Count every line in the data below where "PDDdG" occurs, then state that number and nothing more.

━━━━━━━━

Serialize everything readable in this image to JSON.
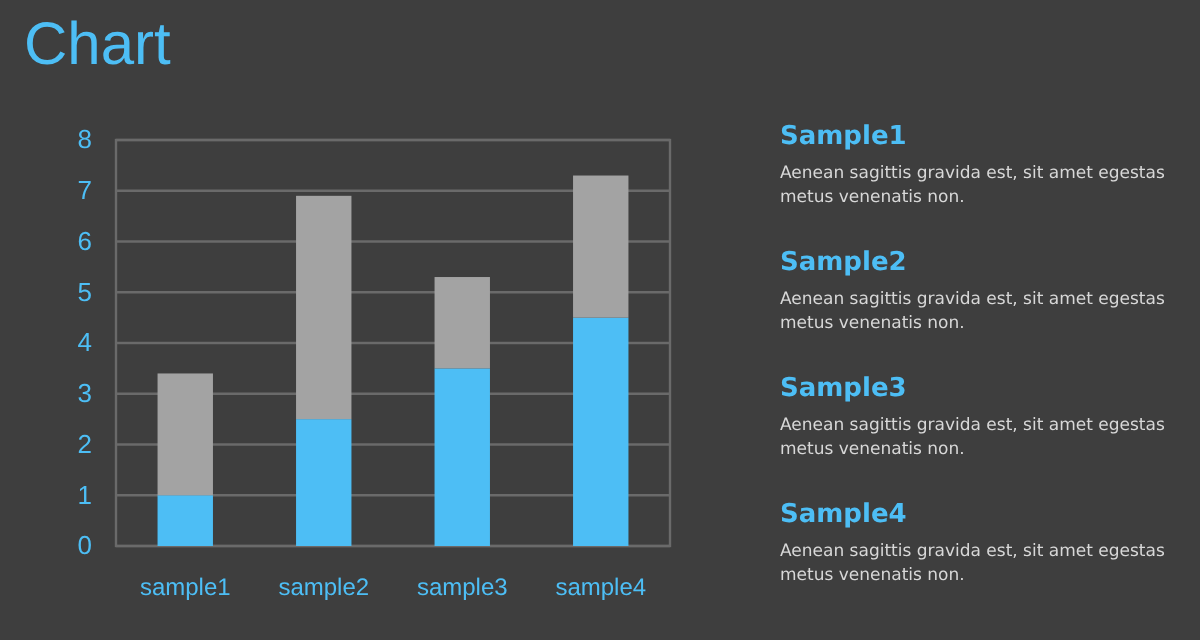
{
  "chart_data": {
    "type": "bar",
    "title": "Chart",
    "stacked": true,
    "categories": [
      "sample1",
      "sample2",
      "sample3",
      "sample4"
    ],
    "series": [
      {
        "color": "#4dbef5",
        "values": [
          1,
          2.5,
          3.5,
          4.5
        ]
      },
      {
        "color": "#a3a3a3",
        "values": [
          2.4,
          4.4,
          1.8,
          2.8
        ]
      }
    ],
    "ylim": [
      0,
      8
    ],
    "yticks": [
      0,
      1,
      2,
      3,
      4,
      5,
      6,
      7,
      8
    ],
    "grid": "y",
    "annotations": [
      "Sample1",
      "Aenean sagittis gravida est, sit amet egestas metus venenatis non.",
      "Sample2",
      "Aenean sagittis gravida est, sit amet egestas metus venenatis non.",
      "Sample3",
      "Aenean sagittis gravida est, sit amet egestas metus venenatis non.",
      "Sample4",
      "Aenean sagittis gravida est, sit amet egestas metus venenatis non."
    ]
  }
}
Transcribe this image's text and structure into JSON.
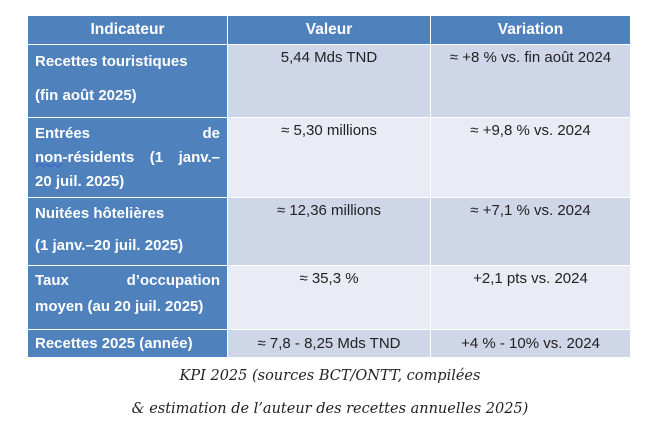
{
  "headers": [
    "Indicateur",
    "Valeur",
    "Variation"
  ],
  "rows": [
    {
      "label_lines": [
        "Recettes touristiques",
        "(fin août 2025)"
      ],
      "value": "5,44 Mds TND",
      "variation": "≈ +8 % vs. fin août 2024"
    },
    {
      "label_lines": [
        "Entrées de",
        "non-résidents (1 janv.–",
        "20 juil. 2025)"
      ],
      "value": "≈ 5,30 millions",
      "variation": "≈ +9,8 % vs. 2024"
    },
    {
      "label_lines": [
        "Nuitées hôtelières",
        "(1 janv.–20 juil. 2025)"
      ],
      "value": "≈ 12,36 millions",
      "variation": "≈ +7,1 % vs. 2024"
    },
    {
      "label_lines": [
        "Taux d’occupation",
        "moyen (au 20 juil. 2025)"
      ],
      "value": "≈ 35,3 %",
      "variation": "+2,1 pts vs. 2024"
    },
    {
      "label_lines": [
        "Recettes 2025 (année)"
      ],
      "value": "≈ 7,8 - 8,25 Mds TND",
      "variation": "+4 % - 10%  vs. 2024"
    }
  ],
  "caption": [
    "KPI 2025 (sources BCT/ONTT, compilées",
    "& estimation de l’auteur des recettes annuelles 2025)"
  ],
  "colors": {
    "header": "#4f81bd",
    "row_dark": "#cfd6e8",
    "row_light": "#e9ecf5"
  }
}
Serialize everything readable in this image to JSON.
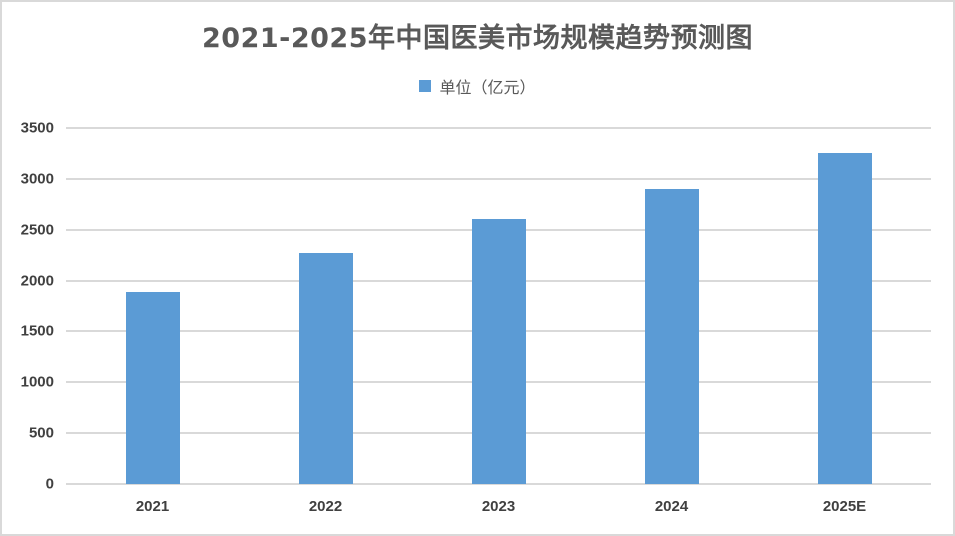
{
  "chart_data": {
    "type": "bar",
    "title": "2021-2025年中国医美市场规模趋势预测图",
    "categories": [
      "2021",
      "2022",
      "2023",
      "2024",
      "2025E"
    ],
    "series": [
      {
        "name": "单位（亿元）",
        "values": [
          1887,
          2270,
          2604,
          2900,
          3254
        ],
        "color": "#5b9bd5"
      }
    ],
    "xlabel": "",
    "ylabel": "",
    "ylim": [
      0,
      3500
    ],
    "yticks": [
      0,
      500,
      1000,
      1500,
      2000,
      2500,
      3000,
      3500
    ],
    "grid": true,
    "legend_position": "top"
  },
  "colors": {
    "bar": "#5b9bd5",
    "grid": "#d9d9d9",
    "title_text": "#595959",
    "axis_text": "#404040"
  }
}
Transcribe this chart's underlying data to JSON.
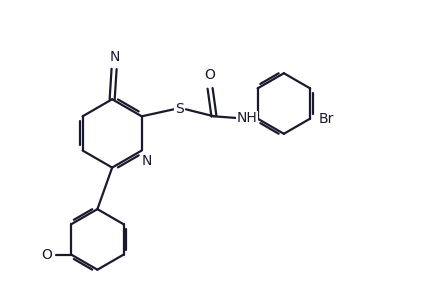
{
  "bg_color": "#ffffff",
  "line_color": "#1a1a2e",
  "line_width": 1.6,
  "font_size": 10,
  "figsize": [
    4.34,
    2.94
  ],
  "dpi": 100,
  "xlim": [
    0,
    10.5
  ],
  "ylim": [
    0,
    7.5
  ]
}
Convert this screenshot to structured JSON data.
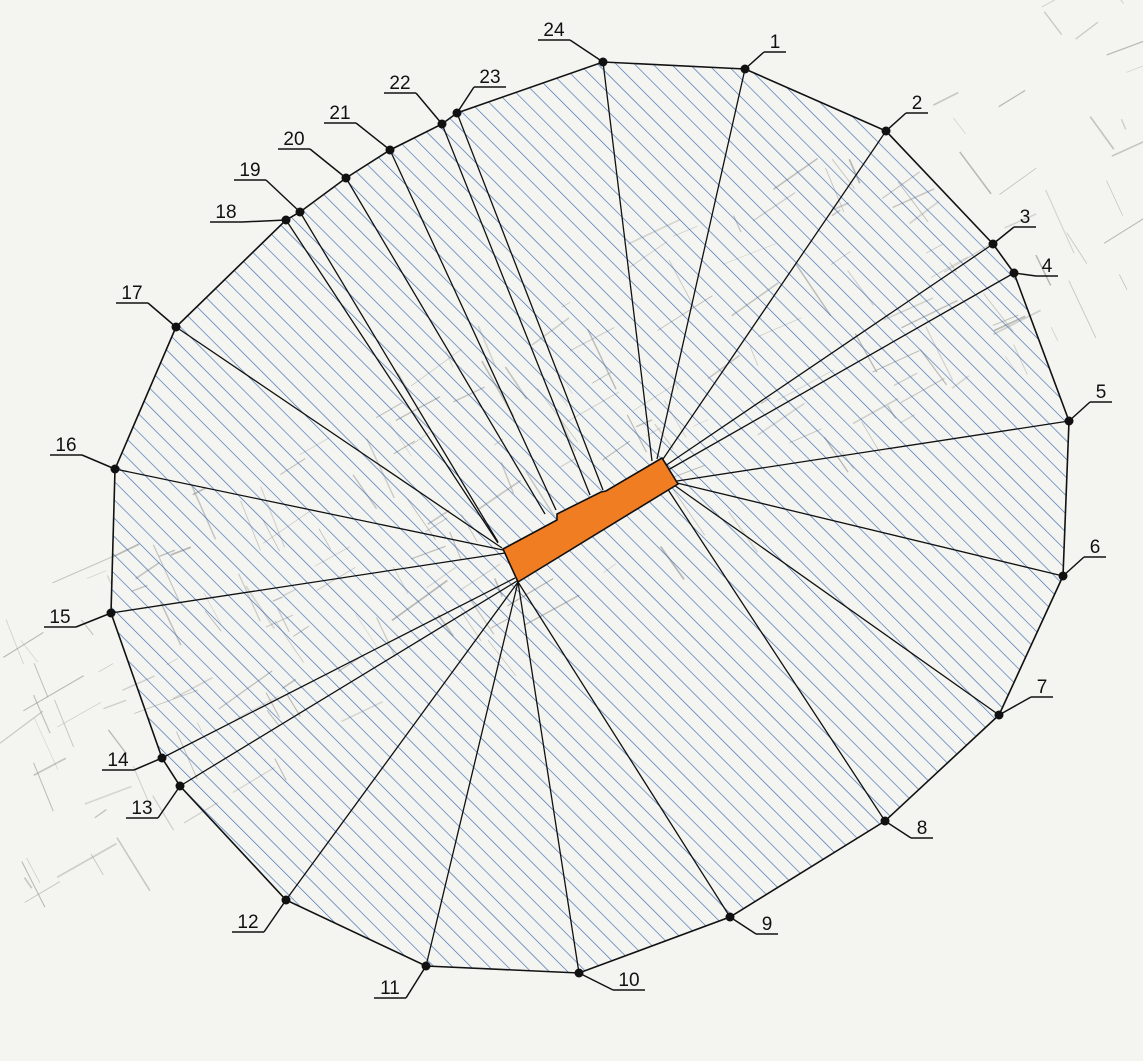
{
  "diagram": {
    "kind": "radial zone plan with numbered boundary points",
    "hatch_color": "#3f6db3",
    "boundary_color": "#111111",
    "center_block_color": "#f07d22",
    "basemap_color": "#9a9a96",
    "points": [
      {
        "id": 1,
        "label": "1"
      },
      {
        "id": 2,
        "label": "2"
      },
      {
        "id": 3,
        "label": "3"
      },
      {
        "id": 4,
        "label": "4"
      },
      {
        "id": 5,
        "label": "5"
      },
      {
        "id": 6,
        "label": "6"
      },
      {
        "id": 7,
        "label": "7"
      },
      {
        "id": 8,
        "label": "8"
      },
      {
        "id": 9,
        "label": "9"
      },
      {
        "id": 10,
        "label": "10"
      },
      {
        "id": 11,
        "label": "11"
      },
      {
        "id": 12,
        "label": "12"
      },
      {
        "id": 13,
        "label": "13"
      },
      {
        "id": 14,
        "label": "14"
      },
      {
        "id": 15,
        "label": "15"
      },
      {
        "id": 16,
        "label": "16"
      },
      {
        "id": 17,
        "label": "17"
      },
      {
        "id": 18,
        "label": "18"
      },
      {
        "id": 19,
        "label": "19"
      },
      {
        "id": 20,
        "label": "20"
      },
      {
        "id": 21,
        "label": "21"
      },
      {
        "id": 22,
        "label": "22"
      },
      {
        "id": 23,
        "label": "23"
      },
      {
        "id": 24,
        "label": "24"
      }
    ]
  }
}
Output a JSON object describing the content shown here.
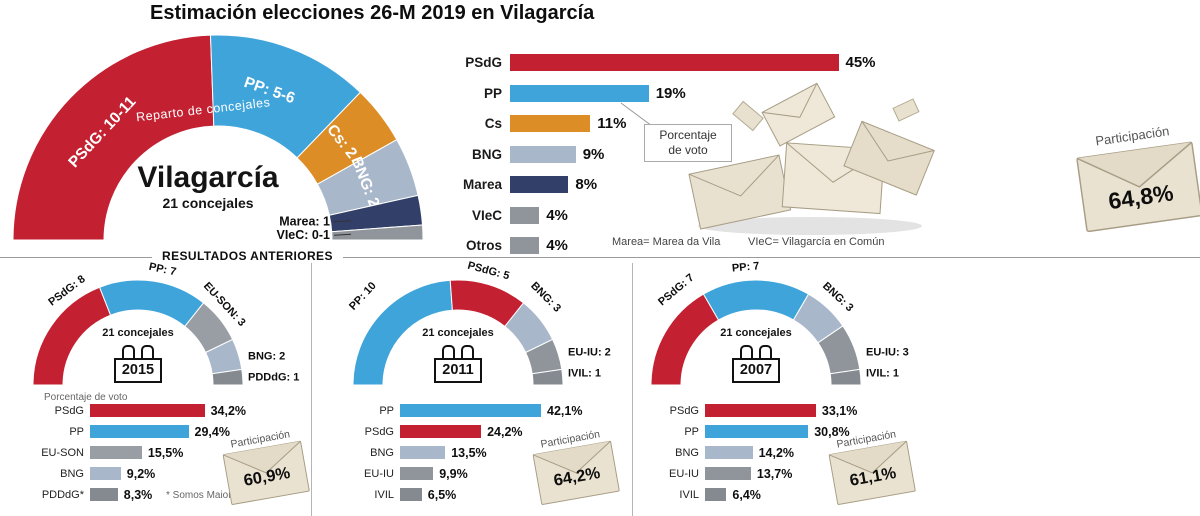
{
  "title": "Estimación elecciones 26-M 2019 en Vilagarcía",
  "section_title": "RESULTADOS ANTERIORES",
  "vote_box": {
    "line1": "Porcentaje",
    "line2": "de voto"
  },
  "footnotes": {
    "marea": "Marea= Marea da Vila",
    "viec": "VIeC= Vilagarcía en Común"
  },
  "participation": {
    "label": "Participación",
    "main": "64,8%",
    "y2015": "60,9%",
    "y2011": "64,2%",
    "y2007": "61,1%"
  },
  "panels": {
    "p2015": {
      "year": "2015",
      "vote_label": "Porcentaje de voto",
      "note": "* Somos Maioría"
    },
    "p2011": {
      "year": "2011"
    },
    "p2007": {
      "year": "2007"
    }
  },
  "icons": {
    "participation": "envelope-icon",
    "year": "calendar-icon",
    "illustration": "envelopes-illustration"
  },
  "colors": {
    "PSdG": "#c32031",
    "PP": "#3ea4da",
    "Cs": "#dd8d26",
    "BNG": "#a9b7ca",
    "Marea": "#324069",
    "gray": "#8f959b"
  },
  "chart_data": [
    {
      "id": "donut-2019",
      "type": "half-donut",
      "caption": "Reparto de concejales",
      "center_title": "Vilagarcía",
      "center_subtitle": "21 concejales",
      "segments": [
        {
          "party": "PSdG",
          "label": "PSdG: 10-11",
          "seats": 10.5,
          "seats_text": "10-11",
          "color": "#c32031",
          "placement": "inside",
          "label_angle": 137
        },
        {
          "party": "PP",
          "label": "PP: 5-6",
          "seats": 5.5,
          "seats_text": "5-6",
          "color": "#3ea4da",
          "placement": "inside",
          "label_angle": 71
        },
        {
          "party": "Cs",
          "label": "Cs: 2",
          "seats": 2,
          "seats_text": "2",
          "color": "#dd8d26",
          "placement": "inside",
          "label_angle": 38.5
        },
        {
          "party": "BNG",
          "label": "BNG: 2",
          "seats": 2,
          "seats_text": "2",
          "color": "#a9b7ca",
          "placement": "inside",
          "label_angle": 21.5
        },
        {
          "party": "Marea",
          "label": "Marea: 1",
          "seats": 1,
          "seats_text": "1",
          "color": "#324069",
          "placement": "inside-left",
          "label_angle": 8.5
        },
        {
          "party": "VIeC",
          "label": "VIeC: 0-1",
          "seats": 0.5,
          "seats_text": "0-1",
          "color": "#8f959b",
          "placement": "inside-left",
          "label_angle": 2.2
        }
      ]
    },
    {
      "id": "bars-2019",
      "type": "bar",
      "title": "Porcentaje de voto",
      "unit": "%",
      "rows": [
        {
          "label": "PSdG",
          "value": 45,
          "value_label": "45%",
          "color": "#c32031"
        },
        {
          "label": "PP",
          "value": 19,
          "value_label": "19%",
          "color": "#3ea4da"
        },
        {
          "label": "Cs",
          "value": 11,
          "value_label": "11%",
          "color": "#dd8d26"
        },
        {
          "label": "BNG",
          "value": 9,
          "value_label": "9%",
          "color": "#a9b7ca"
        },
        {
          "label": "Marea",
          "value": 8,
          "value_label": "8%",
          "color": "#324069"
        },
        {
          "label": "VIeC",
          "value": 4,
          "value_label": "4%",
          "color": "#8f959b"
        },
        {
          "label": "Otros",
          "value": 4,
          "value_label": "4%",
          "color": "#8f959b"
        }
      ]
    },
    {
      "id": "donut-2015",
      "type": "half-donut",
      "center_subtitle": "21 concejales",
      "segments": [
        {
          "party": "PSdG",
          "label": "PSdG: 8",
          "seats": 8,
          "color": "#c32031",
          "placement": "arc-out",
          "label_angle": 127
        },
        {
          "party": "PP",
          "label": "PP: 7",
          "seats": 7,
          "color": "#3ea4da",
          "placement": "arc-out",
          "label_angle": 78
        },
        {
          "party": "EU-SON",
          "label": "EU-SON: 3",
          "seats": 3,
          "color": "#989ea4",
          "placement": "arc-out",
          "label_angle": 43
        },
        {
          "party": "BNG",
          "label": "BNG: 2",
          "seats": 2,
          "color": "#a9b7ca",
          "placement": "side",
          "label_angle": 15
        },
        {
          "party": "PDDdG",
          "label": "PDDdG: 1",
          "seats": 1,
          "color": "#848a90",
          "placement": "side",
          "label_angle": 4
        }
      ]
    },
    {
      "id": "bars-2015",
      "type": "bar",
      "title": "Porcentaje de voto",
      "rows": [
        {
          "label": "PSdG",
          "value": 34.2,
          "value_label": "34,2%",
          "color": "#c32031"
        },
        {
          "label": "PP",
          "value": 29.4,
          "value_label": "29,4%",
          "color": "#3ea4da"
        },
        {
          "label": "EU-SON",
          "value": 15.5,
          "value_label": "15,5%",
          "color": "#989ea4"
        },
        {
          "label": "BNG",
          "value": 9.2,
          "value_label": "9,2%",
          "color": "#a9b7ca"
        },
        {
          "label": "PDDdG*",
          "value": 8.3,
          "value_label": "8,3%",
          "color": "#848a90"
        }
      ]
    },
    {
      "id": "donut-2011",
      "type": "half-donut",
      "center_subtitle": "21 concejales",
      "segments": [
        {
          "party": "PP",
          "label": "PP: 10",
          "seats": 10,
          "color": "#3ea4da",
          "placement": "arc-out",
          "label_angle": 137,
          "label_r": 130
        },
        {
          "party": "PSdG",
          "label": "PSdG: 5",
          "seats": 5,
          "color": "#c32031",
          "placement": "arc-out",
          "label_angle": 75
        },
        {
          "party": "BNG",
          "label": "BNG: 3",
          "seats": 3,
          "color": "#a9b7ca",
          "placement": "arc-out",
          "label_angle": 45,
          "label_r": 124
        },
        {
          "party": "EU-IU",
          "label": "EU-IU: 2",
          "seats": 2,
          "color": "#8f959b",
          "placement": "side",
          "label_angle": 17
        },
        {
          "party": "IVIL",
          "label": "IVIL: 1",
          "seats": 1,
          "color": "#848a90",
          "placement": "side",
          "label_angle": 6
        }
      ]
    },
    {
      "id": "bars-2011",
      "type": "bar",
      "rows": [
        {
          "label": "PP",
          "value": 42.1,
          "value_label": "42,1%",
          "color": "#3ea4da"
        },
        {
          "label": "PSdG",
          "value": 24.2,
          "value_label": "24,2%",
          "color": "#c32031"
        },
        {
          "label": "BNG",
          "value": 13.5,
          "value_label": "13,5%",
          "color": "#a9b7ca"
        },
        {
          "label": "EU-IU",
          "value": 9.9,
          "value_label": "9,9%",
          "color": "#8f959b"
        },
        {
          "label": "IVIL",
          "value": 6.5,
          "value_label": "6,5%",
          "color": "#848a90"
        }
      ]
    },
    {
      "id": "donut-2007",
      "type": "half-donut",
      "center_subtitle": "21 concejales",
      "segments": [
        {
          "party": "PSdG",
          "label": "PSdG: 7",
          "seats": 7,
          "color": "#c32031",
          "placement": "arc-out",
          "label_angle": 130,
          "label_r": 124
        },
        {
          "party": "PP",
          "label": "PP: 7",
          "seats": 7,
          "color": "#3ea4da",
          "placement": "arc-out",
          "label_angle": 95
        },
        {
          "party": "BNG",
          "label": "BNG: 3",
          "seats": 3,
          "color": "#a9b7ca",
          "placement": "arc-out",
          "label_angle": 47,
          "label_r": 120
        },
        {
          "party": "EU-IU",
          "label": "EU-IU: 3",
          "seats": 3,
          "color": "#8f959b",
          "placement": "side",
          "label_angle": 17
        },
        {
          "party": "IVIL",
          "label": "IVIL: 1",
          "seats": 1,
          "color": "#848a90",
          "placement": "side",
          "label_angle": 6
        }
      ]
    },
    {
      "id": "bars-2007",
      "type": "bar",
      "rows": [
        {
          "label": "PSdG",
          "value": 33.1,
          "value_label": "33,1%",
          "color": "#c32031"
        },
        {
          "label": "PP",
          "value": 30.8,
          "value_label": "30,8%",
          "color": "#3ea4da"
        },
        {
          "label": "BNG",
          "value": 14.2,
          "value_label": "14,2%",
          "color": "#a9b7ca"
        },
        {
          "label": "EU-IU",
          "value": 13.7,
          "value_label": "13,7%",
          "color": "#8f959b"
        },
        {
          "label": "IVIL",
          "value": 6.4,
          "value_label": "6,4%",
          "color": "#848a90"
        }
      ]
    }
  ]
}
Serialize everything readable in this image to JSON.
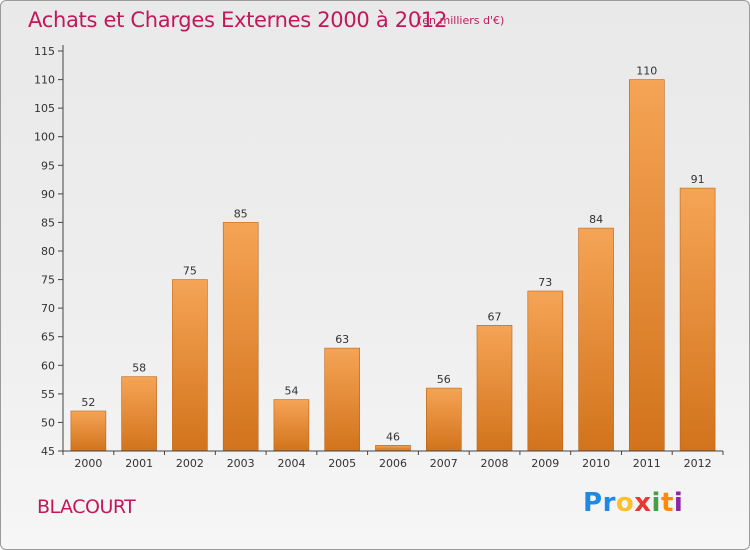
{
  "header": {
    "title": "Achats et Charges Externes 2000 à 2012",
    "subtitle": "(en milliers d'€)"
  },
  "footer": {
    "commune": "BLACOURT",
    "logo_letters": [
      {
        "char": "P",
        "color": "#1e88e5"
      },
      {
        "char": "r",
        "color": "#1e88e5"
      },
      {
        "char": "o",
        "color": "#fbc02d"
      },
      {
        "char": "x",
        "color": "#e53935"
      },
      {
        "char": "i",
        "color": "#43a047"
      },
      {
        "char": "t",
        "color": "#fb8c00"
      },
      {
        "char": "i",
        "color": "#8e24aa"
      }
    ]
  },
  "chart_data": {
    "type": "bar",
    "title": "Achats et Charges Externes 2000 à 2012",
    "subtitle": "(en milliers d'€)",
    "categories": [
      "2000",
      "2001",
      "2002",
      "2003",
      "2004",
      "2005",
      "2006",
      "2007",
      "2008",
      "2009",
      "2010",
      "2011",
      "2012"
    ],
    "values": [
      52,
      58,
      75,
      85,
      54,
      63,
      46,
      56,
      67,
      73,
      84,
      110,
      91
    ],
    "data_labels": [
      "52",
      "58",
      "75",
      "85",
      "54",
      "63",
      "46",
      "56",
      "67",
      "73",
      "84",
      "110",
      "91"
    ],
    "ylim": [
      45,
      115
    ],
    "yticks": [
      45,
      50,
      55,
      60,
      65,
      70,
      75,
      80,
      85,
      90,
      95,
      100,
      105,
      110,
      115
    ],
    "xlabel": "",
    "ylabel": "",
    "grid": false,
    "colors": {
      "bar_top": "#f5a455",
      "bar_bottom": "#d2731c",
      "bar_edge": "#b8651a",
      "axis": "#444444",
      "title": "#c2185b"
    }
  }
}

━━━━━━━━

FINISHED TASK: 3